» Required task:
Can you output the material exactly as written, minus any pictures it holds?

» Dataset content:
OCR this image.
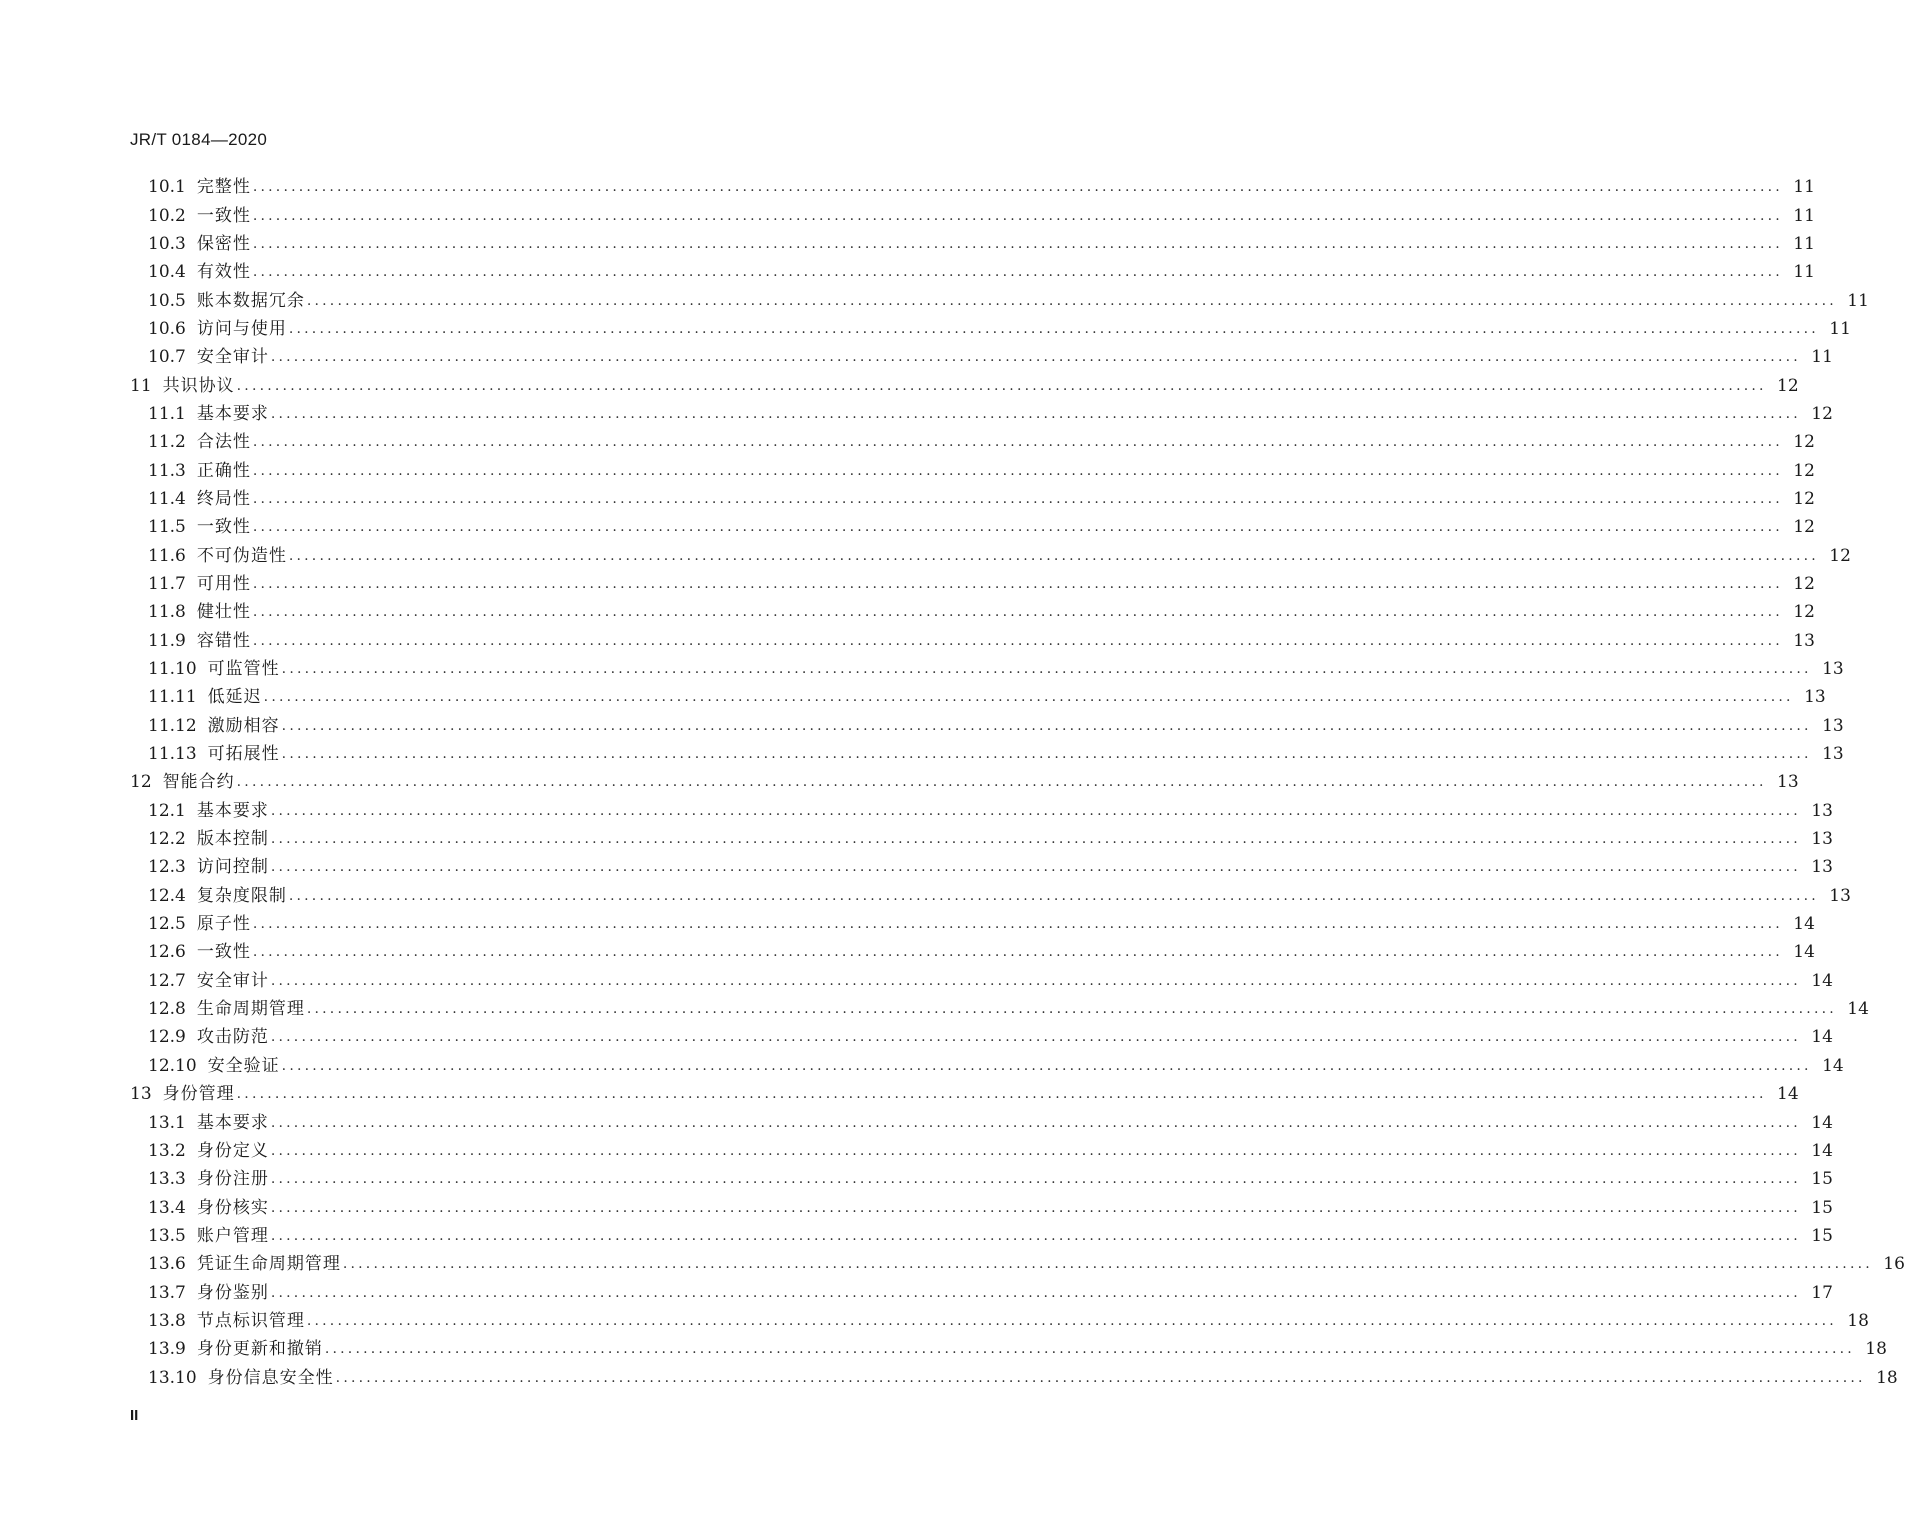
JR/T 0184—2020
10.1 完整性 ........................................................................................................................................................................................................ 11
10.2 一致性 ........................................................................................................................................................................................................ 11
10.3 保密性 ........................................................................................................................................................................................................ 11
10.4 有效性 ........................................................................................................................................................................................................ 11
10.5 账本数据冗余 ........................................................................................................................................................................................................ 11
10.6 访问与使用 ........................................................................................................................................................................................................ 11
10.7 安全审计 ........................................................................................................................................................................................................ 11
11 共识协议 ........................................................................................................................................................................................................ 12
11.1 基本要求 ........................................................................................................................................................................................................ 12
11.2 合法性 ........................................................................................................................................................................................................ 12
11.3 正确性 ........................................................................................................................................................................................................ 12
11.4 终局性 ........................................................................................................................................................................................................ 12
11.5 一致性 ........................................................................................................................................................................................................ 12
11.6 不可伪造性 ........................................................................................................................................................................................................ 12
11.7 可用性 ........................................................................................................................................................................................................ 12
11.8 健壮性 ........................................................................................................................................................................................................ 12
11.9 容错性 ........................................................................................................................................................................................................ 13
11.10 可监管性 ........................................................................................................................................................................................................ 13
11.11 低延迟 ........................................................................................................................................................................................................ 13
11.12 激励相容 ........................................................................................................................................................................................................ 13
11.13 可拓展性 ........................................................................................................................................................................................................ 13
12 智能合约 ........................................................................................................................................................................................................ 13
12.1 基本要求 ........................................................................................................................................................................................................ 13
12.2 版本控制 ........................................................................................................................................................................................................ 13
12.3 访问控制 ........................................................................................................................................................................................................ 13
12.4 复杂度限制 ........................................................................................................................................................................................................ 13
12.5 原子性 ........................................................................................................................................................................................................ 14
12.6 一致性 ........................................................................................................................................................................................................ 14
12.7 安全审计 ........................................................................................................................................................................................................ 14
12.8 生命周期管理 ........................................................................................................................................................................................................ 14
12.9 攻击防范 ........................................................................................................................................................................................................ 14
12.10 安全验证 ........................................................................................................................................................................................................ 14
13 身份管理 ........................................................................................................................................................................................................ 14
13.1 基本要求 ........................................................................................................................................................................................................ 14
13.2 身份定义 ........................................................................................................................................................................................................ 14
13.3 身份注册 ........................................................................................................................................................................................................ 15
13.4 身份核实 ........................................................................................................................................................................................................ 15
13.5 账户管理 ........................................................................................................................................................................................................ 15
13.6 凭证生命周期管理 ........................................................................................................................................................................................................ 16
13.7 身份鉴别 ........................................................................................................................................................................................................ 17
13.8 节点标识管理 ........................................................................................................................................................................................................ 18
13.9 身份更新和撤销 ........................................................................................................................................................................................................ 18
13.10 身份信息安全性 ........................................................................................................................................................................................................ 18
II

» Output below:
OCR this image.
JR/T 0184—2020
10.1 完整性 ........................................................................................................................................................................................................ 11
10.2 一致性 ........................................................................................................................................................................................................ 11
10.3 保密性 ........................................................................................................................................................................................................ 11
10.4 有效性 ........................................................................................................................................................................................................ 11
10.5 账本数据冗余 ........................................................................................................................................................................................................ 11
10.6 访问与使用 ........................................................................................................................................................................................................ 11
10.7 安全审计 ........................................................................................................................................................................................................ 11
11 共识协议 ........................................................................................................................................................................................................ 12
11.1 基本要求 ........................................................................................................................................................................................................ 12
11.2 合法性 ........................................................................................................................................................................................................ 12
11.3 正确性 ........................................................................................................................................................................................................ 12
11.4 终局性 ........................................................................................................................................................................................................ 12
11.5 一致性 ........................................................................................................................................................................................................ 12
11.6 不可伪造性 ........................................................................................................................................................................................................ 12
11.7 可用性 ........................................................................................................................................................................................................ 12
11.8 健壮性 ........................................................................................................................................................................................................ 12
11.9 容错性 ........................................................................................................................................................................................................ 13
11.10 可监管性 ........................................................................................................................................................................................................ 13
11.11 低延迟 ........................................................................................................................................................................................................ 13
11.12 激励相容 ........................................................................................................................................................................................................ 13
11.13 可拓展性 ........................................................................................................................................................................................................ 13
12 智能合约 ........................................................................................................................................................................................................ 13
12.1 基本要求 ........................................................................................................................................................................................................ 13
12.2 版本控制 ........................................................................................................................................................................................................ 13
12.3 访问控制 ........................................................................................................................................................................................................ 13
12.4 复杂度限制 ........................................................................................................................................................................................................ 13
12.5 原子性 ........................................................................................................................................................................................................ 14
12.6 一致性 ........................................................................................................................................................................................................ 14
12.7 安全审计 ........................................................................................................................................................................................................ 14
12.8 生命周期管理 ........................................................................................................................................................................................................ 14
12.9 攻击防范 ........................................................................................................................................................................................................ 14
12.10 安全验证 ........................................................................................................................................................................................................ 14
13 身份管理 ........................................................................................................................................................................................................ 14
13.1 基本要求 ........................................................................................................................................................................................................ 14
13.2 身份定义 ........................................................................................................................................................................................................ 14
13.3 身份注册 ........................................................................................................................................................................................................ 15
13.4 身份核实 ........................................................................................................................................................................................................ 15
13.5 账户管理 ........................................................................................................................................................................................................ 15
13.6 凭证生命周期管理 ........................................................................................................................................................................................................ 16
13.7 身份鉴别 ........................................................................................................................................................................................................ 17
13.8 节点标识管理 ........................................................................................................................................................................................................ 18
13.9 身份更新和撤销 ........................................................................................................................................................................................................ 18
13.10 身份信息安全性 ........................................................................................................................................................................................................ 18
II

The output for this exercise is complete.